- **THE REQUEST**
Using the data below, copy every line that contains the word "active".

- **MATERIAL SHOWN**
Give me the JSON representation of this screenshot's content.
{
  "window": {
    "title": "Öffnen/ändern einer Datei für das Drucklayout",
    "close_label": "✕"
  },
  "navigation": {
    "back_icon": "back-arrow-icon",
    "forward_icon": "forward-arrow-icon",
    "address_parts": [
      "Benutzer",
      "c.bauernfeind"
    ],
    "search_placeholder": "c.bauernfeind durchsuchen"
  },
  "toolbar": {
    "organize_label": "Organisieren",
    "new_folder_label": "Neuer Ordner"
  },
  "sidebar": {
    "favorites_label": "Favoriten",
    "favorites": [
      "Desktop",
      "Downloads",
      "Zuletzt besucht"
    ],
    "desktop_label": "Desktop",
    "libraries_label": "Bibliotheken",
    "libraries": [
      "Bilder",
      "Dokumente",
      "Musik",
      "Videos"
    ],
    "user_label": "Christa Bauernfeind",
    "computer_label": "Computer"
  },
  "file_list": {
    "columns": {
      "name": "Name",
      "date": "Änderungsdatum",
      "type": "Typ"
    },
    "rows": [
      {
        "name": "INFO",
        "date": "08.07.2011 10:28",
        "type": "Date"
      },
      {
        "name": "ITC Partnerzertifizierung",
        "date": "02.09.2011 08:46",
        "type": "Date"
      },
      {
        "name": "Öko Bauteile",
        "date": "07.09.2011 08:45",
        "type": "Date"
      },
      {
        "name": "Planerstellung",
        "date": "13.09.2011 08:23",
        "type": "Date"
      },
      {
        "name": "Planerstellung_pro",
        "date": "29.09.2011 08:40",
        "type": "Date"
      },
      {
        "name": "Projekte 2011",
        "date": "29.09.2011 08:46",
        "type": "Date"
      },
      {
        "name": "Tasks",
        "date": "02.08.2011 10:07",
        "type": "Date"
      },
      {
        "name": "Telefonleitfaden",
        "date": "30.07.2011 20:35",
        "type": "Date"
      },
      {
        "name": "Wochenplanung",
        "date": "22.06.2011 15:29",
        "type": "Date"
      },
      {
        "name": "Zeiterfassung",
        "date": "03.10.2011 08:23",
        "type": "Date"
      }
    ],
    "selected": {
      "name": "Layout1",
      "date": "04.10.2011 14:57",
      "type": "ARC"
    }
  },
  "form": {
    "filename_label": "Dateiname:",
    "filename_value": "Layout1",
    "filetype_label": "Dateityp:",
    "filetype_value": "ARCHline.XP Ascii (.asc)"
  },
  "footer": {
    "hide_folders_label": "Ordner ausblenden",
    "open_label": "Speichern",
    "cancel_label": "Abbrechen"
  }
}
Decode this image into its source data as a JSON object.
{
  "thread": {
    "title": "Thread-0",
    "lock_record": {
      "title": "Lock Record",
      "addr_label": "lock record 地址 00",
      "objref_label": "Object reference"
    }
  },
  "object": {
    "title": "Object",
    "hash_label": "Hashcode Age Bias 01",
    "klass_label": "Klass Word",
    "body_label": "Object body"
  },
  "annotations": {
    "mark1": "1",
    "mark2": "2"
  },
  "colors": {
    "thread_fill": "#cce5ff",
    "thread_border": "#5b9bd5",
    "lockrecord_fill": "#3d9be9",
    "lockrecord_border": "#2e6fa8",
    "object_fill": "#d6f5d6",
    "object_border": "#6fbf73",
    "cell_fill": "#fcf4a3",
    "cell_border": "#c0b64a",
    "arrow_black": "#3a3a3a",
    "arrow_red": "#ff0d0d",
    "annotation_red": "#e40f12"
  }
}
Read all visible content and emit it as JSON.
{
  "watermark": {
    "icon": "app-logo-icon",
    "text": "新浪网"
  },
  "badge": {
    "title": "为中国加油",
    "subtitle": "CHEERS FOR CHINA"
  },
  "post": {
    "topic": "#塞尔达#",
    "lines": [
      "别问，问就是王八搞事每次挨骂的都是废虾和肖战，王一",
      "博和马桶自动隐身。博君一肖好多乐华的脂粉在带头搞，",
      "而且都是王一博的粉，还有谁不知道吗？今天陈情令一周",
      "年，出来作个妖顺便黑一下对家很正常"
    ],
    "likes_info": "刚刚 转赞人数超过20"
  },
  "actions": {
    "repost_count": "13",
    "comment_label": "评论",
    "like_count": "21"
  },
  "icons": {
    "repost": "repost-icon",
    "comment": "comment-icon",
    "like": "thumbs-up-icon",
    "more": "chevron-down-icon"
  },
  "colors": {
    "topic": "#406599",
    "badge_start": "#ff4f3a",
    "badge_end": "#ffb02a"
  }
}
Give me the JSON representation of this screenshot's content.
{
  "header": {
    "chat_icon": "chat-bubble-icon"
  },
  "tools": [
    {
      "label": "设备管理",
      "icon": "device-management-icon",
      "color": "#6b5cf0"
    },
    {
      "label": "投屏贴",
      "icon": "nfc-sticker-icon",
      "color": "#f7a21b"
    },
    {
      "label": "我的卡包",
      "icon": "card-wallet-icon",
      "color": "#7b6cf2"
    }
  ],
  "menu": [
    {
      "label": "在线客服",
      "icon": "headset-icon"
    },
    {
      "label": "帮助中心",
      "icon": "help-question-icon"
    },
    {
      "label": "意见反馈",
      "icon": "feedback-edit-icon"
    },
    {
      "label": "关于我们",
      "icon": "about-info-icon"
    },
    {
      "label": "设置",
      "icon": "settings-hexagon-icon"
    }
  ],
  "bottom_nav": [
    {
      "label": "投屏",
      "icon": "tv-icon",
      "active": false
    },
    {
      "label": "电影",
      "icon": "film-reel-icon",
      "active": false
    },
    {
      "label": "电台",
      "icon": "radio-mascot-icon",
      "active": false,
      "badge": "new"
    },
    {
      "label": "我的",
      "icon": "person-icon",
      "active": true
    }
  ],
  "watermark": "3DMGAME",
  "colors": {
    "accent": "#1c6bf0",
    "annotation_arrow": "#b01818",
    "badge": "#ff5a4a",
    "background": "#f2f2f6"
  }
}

- **SOLVED PROBLEM**
      "active": false
      "active": false
      "active": false,
      "active": true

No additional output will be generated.